## START DATASET

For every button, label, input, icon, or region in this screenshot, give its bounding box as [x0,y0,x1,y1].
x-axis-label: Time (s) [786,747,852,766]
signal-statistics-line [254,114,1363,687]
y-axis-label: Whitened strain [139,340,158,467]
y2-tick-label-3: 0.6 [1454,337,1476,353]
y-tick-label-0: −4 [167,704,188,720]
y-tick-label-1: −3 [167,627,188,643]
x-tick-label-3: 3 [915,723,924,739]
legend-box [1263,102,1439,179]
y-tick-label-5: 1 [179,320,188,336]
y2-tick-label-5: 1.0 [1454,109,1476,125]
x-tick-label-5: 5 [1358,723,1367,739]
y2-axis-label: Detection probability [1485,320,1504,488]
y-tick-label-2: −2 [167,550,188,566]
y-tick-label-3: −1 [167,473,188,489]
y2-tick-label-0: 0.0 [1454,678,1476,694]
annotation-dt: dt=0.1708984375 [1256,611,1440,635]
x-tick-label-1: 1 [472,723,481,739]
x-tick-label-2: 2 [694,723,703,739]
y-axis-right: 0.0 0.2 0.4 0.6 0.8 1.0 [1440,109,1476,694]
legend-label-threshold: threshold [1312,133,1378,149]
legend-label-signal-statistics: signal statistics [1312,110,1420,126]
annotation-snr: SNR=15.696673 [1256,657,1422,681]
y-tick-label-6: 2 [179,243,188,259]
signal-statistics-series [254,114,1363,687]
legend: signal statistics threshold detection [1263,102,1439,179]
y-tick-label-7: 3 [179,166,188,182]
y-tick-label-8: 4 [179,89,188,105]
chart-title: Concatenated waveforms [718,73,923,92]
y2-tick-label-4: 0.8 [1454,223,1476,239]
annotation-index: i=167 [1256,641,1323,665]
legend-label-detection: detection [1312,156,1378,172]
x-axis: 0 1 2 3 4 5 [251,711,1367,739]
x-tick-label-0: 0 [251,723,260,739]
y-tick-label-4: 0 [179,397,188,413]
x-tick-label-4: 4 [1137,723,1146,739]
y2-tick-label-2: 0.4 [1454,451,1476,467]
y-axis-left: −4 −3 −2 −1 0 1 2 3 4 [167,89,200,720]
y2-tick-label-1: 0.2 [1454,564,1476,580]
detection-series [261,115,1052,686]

## END DATASET
## START DATASET

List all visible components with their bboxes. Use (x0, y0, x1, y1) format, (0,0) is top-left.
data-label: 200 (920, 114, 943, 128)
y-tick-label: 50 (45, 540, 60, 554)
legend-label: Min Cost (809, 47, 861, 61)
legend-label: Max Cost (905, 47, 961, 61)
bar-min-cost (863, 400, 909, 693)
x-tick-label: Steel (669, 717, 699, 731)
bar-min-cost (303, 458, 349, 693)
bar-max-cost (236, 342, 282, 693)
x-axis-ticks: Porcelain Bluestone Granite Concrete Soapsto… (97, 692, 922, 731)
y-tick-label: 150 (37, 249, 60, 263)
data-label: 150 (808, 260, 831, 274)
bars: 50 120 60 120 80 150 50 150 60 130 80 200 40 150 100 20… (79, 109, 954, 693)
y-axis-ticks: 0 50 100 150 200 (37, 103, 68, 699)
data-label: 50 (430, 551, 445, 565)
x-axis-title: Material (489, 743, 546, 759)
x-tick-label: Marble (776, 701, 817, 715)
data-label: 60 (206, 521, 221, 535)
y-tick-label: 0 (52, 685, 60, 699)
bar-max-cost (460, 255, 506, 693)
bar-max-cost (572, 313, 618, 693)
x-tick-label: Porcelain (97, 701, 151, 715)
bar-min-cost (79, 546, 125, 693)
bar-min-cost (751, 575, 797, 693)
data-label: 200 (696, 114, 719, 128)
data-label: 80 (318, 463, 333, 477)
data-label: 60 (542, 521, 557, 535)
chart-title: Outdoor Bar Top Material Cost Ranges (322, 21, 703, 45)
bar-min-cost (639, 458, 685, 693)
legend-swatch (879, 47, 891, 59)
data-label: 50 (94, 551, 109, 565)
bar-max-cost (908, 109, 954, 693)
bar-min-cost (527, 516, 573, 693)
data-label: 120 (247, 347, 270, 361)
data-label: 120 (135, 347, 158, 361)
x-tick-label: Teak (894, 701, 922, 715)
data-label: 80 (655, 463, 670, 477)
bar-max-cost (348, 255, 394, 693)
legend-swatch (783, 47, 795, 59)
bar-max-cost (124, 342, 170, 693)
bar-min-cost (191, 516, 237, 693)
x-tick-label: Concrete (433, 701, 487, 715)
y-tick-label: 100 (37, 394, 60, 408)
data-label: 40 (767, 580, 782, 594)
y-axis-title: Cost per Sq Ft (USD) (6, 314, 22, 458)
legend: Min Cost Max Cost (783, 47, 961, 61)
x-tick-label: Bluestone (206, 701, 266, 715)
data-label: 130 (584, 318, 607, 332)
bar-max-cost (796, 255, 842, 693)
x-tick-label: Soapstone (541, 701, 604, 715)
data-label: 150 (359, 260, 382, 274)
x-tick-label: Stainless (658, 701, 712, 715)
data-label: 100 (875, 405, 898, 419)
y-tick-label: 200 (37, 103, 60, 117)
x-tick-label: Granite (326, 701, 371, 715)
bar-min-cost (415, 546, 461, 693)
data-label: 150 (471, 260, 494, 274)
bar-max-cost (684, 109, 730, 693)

## END DATASET
## START DATASET

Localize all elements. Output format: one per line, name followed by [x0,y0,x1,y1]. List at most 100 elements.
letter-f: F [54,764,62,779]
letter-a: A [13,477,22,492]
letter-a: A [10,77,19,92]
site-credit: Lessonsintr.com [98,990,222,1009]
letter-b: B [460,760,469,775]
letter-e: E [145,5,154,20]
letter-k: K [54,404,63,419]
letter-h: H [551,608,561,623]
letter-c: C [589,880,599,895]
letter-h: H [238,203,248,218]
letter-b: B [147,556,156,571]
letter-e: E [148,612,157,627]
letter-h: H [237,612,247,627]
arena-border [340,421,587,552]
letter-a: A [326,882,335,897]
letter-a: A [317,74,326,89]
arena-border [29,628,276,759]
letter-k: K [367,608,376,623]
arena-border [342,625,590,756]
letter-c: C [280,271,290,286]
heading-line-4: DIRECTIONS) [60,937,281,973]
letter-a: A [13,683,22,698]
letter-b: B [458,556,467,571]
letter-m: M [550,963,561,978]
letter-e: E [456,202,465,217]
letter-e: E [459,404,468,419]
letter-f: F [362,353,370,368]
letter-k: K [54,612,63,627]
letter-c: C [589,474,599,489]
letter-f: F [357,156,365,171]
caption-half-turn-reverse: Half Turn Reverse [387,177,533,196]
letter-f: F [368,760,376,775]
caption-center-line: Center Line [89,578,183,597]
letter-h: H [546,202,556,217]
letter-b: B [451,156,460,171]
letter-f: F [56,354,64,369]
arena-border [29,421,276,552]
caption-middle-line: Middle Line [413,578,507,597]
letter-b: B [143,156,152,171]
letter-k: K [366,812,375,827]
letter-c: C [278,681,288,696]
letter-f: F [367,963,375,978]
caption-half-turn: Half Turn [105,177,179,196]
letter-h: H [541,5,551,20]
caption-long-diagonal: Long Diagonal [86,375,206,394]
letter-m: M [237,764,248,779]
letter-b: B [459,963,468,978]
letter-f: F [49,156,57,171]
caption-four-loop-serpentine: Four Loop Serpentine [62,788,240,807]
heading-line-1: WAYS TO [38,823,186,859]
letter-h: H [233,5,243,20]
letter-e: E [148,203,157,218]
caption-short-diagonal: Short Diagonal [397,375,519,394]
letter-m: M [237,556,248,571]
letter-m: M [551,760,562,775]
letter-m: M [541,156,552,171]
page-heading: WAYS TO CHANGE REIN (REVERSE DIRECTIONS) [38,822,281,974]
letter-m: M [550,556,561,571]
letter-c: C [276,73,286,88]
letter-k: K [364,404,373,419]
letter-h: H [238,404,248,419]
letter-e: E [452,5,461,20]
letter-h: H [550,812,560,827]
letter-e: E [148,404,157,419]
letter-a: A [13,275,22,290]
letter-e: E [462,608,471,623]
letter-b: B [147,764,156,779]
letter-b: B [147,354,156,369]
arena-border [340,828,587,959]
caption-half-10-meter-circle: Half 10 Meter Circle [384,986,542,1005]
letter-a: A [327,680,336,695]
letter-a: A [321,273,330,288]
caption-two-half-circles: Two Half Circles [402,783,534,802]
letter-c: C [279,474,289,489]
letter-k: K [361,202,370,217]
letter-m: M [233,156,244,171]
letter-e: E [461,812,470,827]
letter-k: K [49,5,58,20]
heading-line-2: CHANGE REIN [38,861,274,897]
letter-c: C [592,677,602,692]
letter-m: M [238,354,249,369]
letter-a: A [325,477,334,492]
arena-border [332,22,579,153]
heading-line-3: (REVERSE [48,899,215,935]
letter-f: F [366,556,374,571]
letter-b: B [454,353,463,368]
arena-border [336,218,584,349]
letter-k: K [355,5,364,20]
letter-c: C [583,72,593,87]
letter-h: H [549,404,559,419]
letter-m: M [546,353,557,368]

## END DATASET

> _EXERCISE INSTRUCTIONS_:
Copy out the stretch of lines from the one containing "For every button, label, input, icon, or" through the one containing "x-tick-label-2: 2 [694,723,703,739]", with both of those lines included and every line reproduced character for character.

> _ANSWER TO THE TASK_:
For every button, label, input, icon, or region in this screenshot, give its bounding box as [x0,y0,x1,y1].
x-axis-label: Time (s) [786,747,852,766]
signal-statistics-line [254,114,1363,687]
y-axis-label: Whitened strain [139,340,158,467]
y2-tick-label-3: 0.6 [1454,337,1476,353]
y-tick-label-0: −4 [167,704,188,720]
y-tick-label-1: −3 [167,627,188,643]
x-tick-label-3: 3 [915,723,924,739]
legend-box [1263,102,1439,179]
y-tick-label-5: 1 [179,320,188,336]
y2-tick-label-5: 1.0 [1454,109,1476,125]
x-tick-label-5: 5 [1358,723,1367,739]
y2-axis-label: Detection probability [1485,320,1504,488]
y-tick-label-2: −2 [167,550,188,566]
y-tick-label-3: −1 [167,473,188,489]
y2-tick-label-0: 0.0 [1454,678,1476,694]
annotation-dt: dt=0.1708984375 [1256,611,1440,635]
x-tick-label-1: 1 [472,723,481,739]
x-tick-label-2: 2 [694,723,703,739]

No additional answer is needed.